─── SELECTED EXCERPT

[ovs-dev] [PATCH v2 24/28] dpif-netdev: Use lockless queue to manage offloads

Gaetan Rivet grive at u256.net
Mon Apr 12 15:20:10 UTC 2021


The dataplane threads (PMDs) send offloading commands to a dedicated
offload management thread. The current implementation uses a lock
and benchmarks show a high contention on the queue in some cases.

With high-contention, the mutex will more often lead to the locking
thread yielding in wait, using a syscall. This should be avoided in
a userland dataplane.

The mpsc-queue can be used instead. It uses less cycles and has
lower latency. Benchmarks show better behavior as multiple
revalidators and one or multiple PMDs writes to a single queue
while another thread polls it.

One trade-off with the new scheme however is to be forced to poll
the queue from the offload thread. Without mutex, a cond_wait
cannot be used for signaling. The offload thread is implementing
an exponential backoff and will sleep in short increments when no
data is available. This makes the thread yield, at the price of
some latency to manage offloads after an inactivity period.

Signed-off-by: Gaetan Rivet <grive at u256.net>
Reviewed-by: Eli Britstein <elibr at nvidia.com>
---
 lib/dpif-netdev.c | 109 ++++++++++++++++++++++++----------------------
 1 file changed, 57 insertions(+), 52 deletions(-)

diff --git a/lib/dpif-netdev.c b/lib/dpif-netdev.c
index 177d6a6dc..bc87b368b 100644
--- a/lib/dpif-netdev.c
+++ b/lib/dpif-netdev.c
@@ -52,6 +52,7 @@
 #include "id-pool.h"
 #include "ipf.h"
 #include "mov-avg.h"
+#include "mpsc-queue.h"
 #include "netdev.h"
 #include "netdev-offload.h"

──────
─── DATA FOR THIS TASK

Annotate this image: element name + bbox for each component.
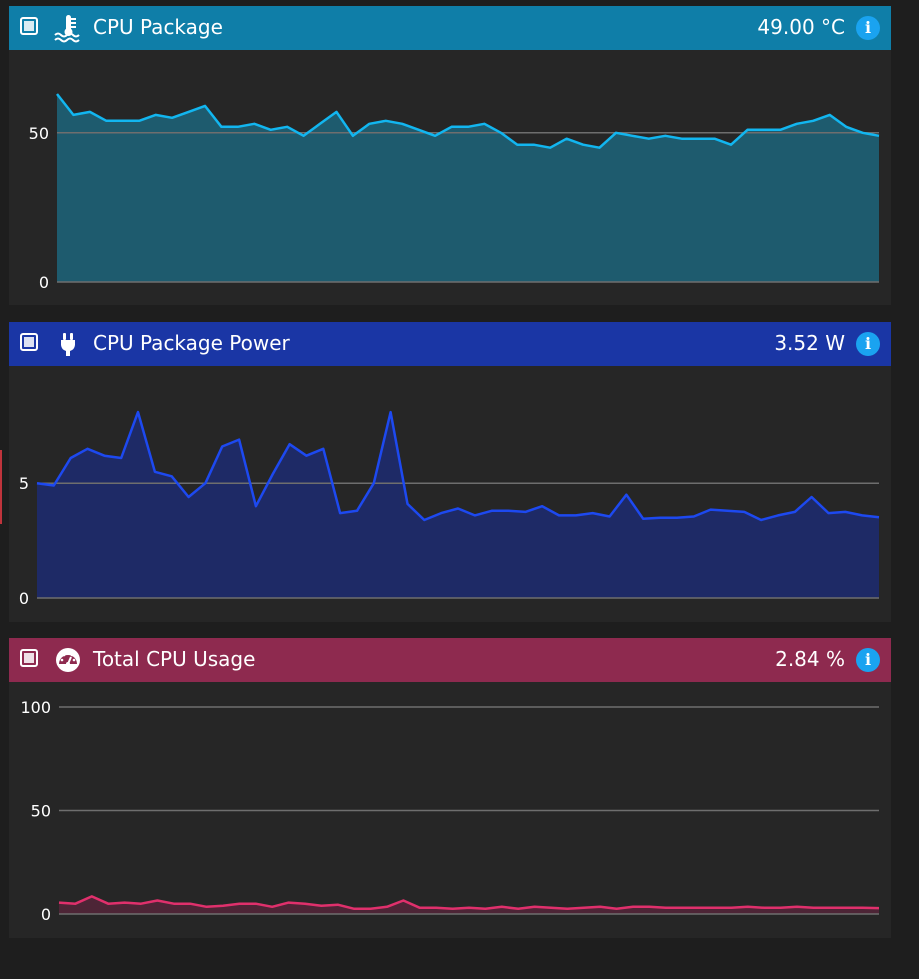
panel-cpu-package: CPU Package 49.00 °C i 0 50 bbox=[9, 6, 891, 305]
thermometer-liquid-icon bbox=[54, 15, 80, 43]
y-tick-label: 0 bbox=[41, 905, 51, 924]
speedometer-icon bbox=[56, 648, 80, 672]
select-checkbox[interactable] bbox=[20, 333, 38, 351]
panel-title: CPU Package bbox=[93, 15, 223, 39]
panel-title: CPU Package Power bbox=[93, 331, 290, 355]
panel-header: CPU Package 49.00 °C i bbox=[9, 6, 891, 50]
y-tick-label: 100 bbox=[20, 698, 51, 717]
select-checkbox[interactable] bbox=[20, 649, 38, 667]
info-icon[interactable]: i bbox=[856, 16, 880, 40]
select-checkbox[interactable] bbox=[20, 17, 38, 35]
y-tick-label: 0 bbox=[39, 273, 49, 292]
panel-title: Total CPU Usage bbox=[93, 647, 256, 671]
series-area bbox=[37, 412, 879, 598]
current-value: 49.00 °C bbox=[757, 15, 845, 39]
y-tick-label: 0 bbox=[19, 589, 29, 608]
y-tick-label: 50 bbox=[29, 124, 49, 143]
current-value: 2.84 % bbox=[775, 647, 845, 671]
chart-total-cpu-usage: 0 50 100 bbox=[20, 698, 880, 924]
info-icon[interactable]: i bbox=[856, 648, 880, 672]
series-area bbox=[57, 94, 879, 282]
info-icon[interactable]: i bbox=[856, 332, 880, 356]
series-line bbox=[56, 93, 880, 149]
chart-cpu-package-power: 05 bbox=[19, 410, 880, 608]
series-area bbox=[59, 896, 879, 914]
series-line bbox=[58, 895, 880, 911]
y-tick-label: 50 bbox=[31, 802, 51, 821]
current-value: 3.52 W bbox=[774, 331, 845, 355]
series-line bbox=[36, 410, 880, 522]
window-edge-marker bbox=[0, 450, 2, 524]
panel-header: Total CPU Usage 2.84 % i bbox=[9, 638, 891, 682]
panel-total-cpu-usage: Total CPU Usage 2.84 % i 0 50 100 bbox=[9, 638, 891, 938]
panel-header: CPU Package Power 3.52 W i bbox=[9, 322, 891, 366]
y-tick-label: 5 bbox=[19, 474, 29, 493]
chart-cpu-package: 0 50 bbox=[29, 93, 880, 292]
power-plug-icon bbox=[61, 333, 75, 356]
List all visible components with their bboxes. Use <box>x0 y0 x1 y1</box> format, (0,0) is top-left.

──────

• _WHAT YOU WILL DO_:
[A] In the dpif-netdev offload patch, what does the offload thread do when no data is available?
[B] Copy from the records everything from the line containing "panel-cpu-package: CPU Package" down to the line containing "select-checkbox[interactable] bbox=[20, 17, 38, 35]", including both of those lines.
The patch email and the records are unrelated material.

• _ANSWERS BELOW_:
[A] It uses an exponential backoff and sleeps in short increments.

[B]
panel-cpu-package: CPU Package 49.00 °C i 0 50 bbox=[9, 6, 891, 305]
thermometer-liquid-icon bbox=[54, 15, 80, 43]
y-tick-label: 0 bbox=[41, 905, 51, 924]
speedometer-icon bbox=[56, 648, 80, 672]
select-checkbox[interactable] bbox=[20, 333, 38, 351]
panel-title: CPU Package bbox=[93, 15, 223, 39]
panel-title: CPU Package Power bbox=[93, 331, 290, 355]
panel-header: CPU Package 49.00 °C i bbox=[9, 6, 891, 50]
y-tick-label: 100 bbox=[20, 698, 51, 717]
select-checkbox[interactable] bbox=[20, 649, 38, 667]
info-icon[interactable]: i bbox=[856, 16, 880, 40]
select-checkbox[interactable] bbox=[20, 17, 38, 35]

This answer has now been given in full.